-------- Data
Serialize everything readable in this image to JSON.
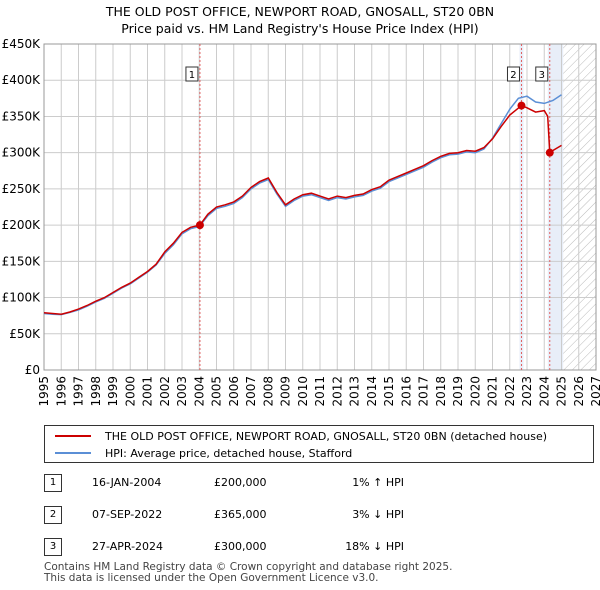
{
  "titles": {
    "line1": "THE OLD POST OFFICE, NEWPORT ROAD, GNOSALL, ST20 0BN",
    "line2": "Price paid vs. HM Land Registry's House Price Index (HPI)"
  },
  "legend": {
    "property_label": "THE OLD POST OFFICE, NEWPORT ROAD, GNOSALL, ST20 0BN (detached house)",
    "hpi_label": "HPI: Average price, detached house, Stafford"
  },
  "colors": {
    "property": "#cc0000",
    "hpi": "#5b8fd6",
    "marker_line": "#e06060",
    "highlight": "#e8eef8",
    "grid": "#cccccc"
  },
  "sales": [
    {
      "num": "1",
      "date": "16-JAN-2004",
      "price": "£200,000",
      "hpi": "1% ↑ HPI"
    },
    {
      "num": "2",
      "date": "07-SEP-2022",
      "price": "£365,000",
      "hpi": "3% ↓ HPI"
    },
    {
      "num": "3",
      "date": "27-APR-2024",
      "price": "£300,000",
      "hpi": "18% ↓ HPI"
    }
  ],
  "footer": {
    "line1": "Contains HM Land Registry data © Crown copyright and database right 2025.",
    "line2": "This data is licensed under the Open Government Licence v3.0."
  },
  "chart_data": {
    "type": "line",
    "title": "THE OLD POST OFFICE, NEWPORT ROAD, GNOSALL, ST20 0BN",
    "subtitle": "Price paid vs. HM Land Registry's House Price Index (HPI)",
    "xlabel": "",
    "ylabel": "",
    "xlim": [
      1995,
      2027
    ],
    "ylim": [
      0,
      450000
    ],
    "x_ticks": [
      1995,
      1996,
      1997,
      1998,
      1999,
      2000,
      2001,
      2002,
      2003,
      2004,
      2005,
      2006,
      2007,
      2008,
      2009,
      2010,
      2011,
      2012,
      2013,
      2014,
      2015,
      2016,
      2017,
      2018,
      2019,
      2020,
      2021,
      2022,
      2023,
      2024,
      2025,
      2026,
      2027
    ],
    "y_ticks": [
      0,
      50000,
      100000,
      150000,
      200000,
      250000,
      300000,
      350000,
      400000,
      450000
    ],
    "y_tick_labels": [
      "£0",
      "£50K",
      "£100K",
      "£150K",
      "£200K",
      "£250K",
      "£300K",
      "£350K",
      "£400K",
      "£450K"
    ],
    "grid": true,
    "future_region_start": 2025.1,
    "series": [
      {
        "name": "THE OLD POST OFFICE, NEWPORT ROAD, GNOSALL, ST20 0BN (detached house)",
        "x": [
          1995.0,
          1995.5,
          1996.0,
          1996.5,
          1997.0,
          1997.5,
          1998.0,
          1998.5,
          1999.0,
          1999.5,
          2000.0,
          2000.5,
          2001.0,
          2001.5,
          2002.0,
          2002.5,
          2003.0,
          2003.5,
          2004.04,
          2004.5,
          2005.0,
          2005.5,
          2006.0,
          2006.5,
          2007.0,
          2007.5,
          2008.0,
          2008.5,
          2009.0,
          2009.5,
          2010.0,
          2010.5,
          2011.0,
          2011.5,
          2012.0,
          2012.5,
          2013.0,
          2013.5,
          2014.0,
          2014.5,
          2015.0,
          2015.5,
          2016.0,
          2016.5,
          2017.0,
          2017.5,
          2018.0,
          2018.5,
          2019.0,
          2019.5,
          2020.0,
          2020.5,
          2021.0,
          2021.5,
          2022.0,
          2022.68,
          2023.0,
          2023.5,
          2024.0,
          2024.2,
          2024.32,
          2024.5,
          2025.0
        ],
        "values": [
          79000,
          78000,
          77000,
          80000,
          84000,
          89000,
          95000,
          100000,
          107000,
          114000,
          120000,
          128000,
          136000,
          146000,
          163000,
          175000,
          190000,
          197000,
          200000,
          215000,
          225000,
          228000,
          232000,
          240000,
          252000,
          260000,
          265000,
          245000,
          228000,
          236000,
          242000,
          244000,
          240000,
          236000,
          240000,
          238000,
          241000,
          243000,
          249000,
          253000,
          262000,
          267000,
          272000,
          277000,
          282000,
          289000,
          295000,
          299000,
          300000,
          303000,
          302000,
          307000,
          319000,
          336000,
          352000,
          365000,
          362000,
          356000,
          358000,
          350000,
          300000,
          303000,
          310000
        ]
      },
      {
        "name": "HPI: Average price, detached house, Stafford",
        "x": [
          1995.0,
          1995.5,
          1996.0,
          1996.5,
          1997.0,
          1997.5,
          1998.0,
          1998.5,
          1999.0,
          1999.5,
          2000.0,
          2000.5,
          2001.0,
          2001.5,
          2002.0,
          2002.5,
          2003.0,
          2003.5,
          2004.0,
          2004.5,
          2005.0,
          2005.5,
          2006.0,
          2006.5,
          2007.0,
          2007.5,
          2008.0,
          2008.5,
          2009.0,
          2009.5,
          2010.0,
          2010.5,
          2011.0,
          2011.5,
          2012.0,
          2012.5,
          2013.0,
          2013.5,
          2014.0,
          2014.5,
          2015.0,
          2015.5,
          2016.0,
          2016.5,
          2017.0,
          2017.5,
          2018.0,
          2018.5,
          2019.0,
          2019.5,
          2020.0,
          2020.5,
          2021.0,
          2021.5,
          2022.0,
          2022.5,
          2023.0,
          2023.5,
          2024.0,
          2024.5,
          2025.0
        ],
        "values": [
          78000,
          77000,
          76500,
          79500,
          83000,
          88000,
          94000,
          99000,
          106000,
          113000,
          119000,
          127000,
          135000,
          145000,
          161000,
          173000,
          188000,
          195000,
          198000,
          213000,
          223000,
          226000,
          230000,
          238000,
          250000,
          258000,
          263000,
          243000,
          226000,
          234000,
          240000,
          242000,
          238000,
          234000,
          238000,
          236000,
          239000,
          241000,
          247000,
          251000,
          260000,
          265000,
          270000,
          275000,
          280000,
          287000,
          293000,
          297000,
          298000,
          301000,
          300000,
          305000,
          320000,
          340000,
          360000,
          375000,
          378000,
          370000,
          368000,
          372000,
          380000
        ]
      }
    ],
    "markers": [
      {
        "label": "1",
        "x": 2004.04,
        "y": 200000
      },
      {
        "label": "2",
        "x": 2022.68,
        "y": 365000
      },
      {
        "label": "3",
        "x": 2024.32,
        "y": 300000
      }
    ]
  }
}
----------------
-------- Data
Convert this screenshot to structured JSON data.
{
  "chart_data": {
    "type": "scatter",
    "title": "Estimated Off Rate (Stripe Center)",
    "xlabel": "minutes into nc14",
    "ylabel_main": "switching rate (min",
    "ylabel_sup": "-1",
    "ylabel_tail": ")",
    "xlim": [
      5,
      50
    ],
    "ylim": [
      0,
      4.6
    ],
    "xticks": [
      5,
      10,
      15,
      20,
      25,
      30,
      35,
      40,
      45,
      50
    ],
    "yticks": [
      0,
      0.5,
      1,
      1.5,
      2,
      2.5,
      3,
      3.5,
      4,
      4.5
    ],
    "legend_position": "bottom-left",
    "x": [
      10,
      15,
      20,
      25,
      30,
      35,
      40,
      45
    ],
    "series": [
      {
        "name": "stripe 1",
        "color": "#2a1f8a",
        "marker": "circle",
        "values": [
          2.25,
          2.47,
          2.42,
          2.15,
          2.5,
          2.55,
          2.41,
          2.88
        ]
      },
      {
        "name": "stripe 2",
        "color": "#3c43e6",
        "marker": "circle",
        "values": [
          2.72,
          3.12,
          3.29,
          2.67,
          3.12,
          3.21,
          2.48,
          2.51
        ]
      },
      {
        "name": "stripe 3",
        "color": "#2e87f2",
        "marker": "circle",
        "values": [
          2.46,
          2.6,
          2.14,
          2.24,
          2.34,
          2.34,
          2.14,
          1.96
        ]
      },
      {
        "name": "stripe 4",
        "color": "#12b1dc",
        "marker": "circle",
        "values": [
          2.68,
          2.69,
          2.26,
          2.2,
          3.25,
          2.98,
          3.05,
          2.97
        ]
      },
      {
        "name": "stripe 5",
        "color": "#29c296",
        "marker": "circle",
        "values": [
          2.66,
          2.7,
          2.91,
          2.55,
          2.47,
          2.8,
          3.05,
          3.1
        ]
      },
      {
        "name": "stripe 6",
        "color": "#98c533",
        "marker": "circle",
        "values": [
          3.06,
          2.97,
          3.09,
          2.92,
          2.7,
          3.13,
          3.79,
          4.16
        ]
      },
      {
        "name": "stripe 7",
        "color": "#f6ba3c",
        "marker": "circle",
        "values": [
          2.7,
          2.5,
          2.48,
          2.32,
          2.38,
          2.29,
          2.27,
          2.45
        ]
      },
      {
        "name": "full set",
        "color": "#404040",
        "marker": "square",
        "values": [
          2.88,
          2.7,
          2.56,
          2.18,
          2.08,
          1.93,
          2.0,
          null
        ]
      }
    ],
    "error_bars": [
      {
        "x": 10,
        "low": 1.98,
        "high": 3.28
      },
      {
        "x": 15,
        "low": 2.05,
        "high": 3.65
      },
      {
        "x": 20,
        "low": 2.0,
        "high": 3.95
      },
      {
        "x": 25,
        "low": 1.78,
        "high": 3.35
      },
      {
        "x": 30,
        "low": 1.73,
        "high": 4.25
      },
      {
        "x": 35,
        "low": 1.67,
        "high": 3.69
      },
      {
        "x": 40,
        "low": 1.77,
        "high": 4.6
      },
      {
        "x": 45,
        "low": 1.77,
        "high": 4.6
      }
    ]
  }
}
----------------
## [Stated exercise]
Give only the count of lines in this material that contain the string "Index".

## [Task response]
2